◆ RAW DATA:
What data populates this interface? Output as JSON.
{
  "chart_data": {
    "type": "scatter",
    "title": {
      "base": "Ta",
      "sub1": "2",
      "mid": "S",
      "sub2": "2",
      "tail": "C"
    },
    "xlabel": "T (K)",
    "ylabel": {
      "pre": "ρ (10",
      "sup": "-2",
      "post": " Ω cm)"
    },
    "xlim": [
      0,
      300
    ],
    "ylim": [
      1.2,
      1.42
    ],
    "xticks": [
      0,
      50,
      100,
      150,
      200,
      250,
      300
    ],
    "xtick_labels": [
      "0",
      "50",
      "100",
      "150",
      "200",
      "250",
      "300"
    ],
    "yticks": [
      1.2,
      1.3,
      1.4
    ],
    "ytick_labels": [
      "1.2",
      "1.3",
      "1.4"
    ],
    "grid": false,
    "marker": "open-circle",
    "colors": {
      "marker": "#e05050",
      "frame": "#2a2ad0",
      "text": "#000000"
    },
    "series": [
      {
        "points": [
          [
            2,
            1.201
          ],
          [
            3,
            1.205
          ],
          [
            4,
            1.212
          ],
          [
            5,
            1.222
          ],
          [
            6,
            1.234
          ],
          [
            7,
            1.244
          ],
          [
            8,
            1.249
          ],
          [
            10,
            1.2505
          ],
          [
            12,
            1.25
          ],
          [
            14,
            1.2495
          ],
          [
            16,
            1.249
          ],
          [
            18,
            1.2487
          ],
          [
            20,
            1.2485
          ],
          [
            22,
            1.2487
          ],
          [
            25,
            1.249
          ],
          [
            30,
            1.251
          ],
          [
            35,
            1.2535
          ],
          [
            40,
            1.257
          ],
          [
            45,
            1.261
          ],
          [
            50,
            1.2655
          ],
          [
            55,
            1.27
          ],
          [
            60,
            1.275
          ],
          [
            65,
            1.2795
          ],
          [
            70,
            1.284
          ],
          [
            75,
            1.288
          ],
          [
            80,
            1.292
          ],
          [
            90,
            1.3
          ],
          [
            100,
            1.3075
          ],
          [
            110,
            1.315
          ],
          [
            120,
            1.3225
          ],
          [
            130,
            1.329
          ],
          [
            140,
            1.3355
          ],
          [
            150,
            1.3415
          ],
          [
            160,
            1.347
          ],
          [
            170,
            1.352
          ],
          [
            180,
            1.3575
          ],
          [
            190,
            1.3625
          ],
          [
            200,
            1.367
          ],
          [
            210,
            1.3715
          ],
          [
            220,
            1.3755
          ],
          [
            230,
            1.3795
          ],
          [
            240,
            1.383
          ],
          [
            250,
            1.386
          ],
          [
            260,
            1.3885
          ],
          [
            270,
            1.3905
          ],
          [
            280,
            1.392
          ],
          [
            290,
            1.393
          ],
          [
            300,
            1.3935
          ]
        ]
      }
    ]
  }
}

◆ WHAT NEEDS TO BE DONE:
Every line above should be printed again exactly as it stands.

◆ TASK OUTPUT:
What data populates this interface? Output as JSON.
{
  "chart_data": {
    "type": "scatter",
    "title": {
      "base": "Ta",
      "sub1": "2",
      "mid": "S",
      "sub2": "2",
      "tail": "C"
    },
    "xlabel": "T (K)",
    "ylabel": {
      "pre": "ρ (10",
      "sup": "-2",
      "post": " Ω cm)"
    },
    "xlim": [
      0,
      300
    ],
    "ylim": [
      1.2,
      1.42
    ],
    "xticks": [
      0,
      50,
      100,
      150,
      200,
      250,
      300
    ],
    "xtick_labels": [
      "0",
      "50",
      "100",
      "150",
      "200",
      "250",
      "300"
    ],
    "yticks": [
      1.2,
      1.3,
      1.4
    ],
    "ytick_labels": [
      "1.2",
      "1.3",
      "1.4"
    ],
    "grid": false,
    "marker": "open-circle",
    "colors": {
      "marker": "#e05050",
      "frame": "#2a2ad0",
      "text": "#000000"
    },
    "series": [
      {
        "points": [
          [
            2,
            1.201
          ],
          [
            3,
            1.205
          ],
          [
            4,
            1.212
          ],
          [
            5,
            1.222
          ],
          [
            6,
            1.234
          ],
          [
            7,
            1.244
          ],
          [
            8,
            1.249
          ],
          [
            10,
            1.2505
          ],
          [
            12,
            1.25
          ],
          [
            14,
            1.2495
          ],
          [
            16,
            1.249
          ],
          [
            18,
            1.2487
          ],
          [
            20,
            1.2485
          ],
          [
            22,
            1.2487
          ],
          [
            25,
            1.249
          ],
          [
            30,
            1.251
          ],
          [
            35,
            1.2535
          ],
          [
            40,
            1.257
          ],
          [
            45,
            1.261
          ],
          [
            50,
            1.2655
          ],
          [
            55,
            1.27
          ],
          [
            60,
            1.275
          ],
          [
            65,
            1.2795
          ],
          [
            70,
            1.284
          ],
          [
            75,
            1.288
          ],
          [
            80,
            1.292
          ],
          [
            90,
            1.3
          ],
          [
            100,
            1.3075
          ],
          [
            110,
            1.315
          ],
          [
            120,
            1.3225
          ],
          [
            130,
            1.329
          ],
          [
            140,
            1.3355
          ],
          [
            150,
            1.3415
          ],
          [
            160,
            1.347
          ],
          [
            170,
            1.352
          ],
          [
            180,
            1.3575
          ],
          [
            190,
            1.3625
          ],
          [
            200,
            1.367
          ],
          [
            210,
            1.3715
          ],
          [
            220,
            1.3755
          ],
          [
            230,
            1.3795
          ],
          [
            240,
            1.383
          ],
          [
            250,
            1.386
          ],
          [
            260,
            1.3885
          ],
          [
            270,
            1.3905
          ],
          [
            280,
            1.392
          ],
          [
            290,
            1.393
          ],
          [
            300,
            1.3935
          ]
        ]
      }
    ]
  }
}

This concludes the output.